→ What you should do: Would you set down every entry shown below, precisely as written?
-- Start of Record excerpts --
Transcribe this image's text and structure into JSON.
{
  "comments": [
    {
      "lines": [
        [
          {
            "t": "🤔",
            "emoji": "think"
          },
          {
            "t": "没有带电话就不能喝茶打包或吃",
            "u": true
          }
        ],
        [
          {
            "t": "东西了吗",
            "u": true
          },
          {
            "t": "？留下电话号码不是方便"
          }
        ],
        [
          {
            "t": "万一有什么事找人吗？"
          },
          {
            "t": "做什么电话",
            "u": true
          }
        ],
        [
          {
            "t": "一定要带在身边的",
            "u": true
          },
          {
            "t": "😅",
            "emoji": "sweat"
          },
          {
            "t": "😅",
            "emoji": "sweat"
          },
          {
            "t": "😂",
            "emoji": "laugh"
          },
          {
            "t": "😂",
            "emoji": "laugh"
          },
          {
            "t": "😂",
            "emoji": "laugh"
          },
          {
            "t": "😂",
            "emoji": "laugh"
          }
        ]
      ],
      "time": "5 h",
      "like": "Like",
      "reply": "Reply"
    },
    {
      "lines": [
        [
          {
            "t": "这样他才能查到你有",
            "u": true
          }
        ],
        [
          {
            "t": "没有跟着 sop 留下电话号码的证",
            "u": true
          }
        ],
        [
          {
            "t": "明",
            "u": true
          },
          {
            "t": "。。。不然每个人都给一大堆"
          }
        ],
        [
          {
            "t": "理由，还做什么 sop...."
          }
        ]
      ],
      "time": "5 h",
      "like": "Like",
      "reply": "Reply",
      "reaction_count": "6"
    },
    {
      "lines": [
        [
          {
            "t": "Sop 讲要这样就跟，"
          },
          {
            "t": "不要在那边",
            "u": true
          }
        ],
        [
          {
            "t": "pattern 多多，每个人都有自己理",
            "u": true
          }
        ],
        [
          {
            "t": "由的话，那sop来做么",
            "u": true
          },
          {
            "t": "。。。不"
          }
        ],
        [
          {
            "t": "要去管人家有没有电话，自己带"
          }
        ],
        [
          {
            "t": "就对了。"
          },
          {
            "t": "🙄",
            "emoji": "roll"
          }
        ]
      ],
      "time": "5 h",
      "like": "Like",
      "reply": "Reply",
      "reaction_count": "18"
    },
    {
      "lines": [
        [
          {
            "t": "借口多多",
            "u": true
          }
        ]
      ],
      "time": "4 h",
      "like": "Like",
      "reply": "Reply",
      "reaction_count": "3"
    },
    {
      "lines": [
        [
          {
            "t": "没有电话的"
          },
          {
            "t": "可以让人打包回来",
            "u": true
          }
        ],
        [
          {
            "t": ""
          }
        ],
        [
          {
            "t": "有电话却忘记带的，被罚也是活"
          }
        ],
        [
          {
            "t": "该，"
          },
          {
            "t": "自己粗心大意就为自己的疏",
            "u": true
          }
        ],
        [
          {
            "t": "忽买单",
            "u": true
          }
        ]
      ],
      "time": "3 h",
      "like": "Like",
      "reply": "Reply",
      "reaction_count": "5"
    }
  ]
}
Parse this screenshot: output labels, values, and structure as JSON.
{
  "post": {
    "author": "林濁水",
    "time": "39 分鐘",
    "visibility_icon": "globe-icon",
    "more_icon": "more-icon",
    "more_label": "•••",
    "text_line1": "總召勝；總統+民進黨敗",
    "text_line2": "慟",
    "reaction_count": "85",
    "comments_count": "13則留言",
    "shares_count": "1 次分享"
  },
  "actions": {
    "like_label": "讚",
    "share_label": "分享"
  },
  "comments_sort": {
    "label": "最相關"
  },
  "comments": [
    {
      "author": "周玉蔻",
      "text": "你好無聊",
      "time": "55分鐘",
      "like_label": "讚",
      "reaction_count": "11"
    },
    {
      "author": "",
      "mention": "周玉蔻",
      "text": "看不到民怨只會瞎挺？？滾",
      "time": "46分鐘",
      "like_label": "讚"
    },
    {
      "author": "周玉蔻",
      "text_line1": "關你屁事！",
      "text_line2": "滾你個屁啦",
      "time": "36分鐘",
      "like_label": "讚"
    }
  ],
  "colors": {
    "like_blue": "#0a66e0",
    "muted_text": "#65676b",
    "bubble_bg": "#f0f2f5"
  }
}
-- End of Record excerpts --
→ Task answer:
Transcribe this image's text and structure into JSON.
{
  "comments": [
    {
      "lines": [
        [
          {
            "t": "🤔",
            "emoji": "think"
          },
          {
            "t": "没有带电话就不能喝茶打包或吃",
            "u": true
          }
        ],
        [
          {
            "t": "东西了吗",
            "u": true
          },
          {
            "t": "？留下电话号码不是方便"
          }
        ],
        [
          {
            "t": "万一有什么事找人吗？"
          },
          {
            "t": "做什么电话",
            "u": true
          }
        ],
        [
          {
            "t": "一定要带在身边的",
            "u": true
          },
          {
            "t": "😅",
            "emoji": "sweat"
          },
          {
            "t": "😅",
            "emoji": "sweat"
          },
          {
            "t": "😂",
            "emoji": "laugh"
          },
          {
            "t": "😂",
            "emoji": "laugh"
          },
          {
            "t": "😂",
            "emoji": "laugh"
          },
          {
            "t": "😂",
            "emoji": "laugh"
          }
        ]
      ],
      "time": "5 h",
      "like": "Like",
      "reply": "Reply"
    },
    {
      "lines": [
        [
          {
            "t": "这样他才能查到你有",
            "u": true
          }
        ],
        [
          {
            "t": "没有跟着 sop 留下电话号码的证",
            "u": true
          }
        ],
        [
          {
            "t": "明",
            "u": true
          },
          {
            "t": "。。。不然每个人都给一大堆"
          }
        ],
        [
          {
            "t": "理由，还做什么 sop...."
          }
        ]
      ],
      "time": "5 h",
      "like": "Like",
      "reply": "Reply",
      "reaction_count": "6"
    },
    {
      "lines": [
        [
          {
            "t": "Sop 讲要这样就跟，"
          },
          {
            "t": "不要在那边",
            "u": true
          }
        ],
        [
          {
            "t": "pattern 多多，每个人都有自己理",
            "u": true
          }
        ],
        [
          {
            "t": "由的话，那sop来做么",
            "u": true
          },
          {
            "t": "。。。不"
          }
        ],
        [
          {
            "t": "要去管人家有没有电话，自己带"
          }
        ],
        [
          {
            "t": "就对了。"
          },
          {
            "t": "🙄",
            "emoji": "roll"
          }
        ]
      ],
      "time": "5 h",
      "like": "Like",
      "reply": "Reply",
      "reaction_count": "18"
    },
    {
      "lines": [
        [
          {
            "t": "借口多多",
            "u": true
          }
        ]
      ],
      "time": "4 h",
      "like": "Like",
      "reply": "Reply",
      "reaction_count": "3"
    },
    {
      "lines": [
        [
          {
            "t": "没有电话的"
          },
          {
            "t": "可以让人打包回来",
            "u": true
          }
        ],
        [
          {
            "t": ""
          }
        ],
        [
          {
            "t": "有电话却忘记带的，被罚也是活"
          }
        ],
        [
          {
            "t": "该，"
          },
          {
            "t": "自己粗心大意就为自己的疏",
            "u": true
          }
        ],
        [
          {
            "t": "忽买单",
            "u": true
          }
        ]
      ],
      "time": "3 h",
      "like": "Like",
      "reply": "Reply",
      "reaction_count": "5"
    }
  ]
}
Parse this screenshot: output labels, values, and structure as JSON.
{
  "post": {
    "author": "林濁水",
    "time": "39 分鐘",
    "visibility_icon": "globe-icon",
    "more_icon": "more-icon",
    "more_label": "•••",
    "text_line1": "總召勝；總統+民進黨敗",
    "text_line2": "慟",
    "reaction_count": "85",
    "comments_count": "13則留言",
    "shares_count": "1 次分享"
  },
  "actions": {
    "like_label": "讚",
    "share_label": "分享"
  },
  "comments_sort": {
    "label": "最相關"
  },
  "comments": [
    {
      "author": "周玉蔻",
      "text": "你好無聊",
      "time": "55分鐘",
      "like_label": "讚",
      "reaction_count": "11"
    },
    {
      "author": "",
      "mention": "周玉蔻",
      "text": "看不到民怨只會瞎挺？？滾",
      "time": "46分鐘",
      "like_label": "讚"
    },
    {
      "author": "周玉蔻",
      "text_line1": "關你屁事！",
      "text_line2": "滾你個屁啦",
      "time": "36分鐘",
      "like_label": "讚"
    }
  ],
  "colors": {
    "like_blue": "#0a66e0",
    "muted_text": "#65676b",
    "bubble_bg": "#f0f2f5"
  }
}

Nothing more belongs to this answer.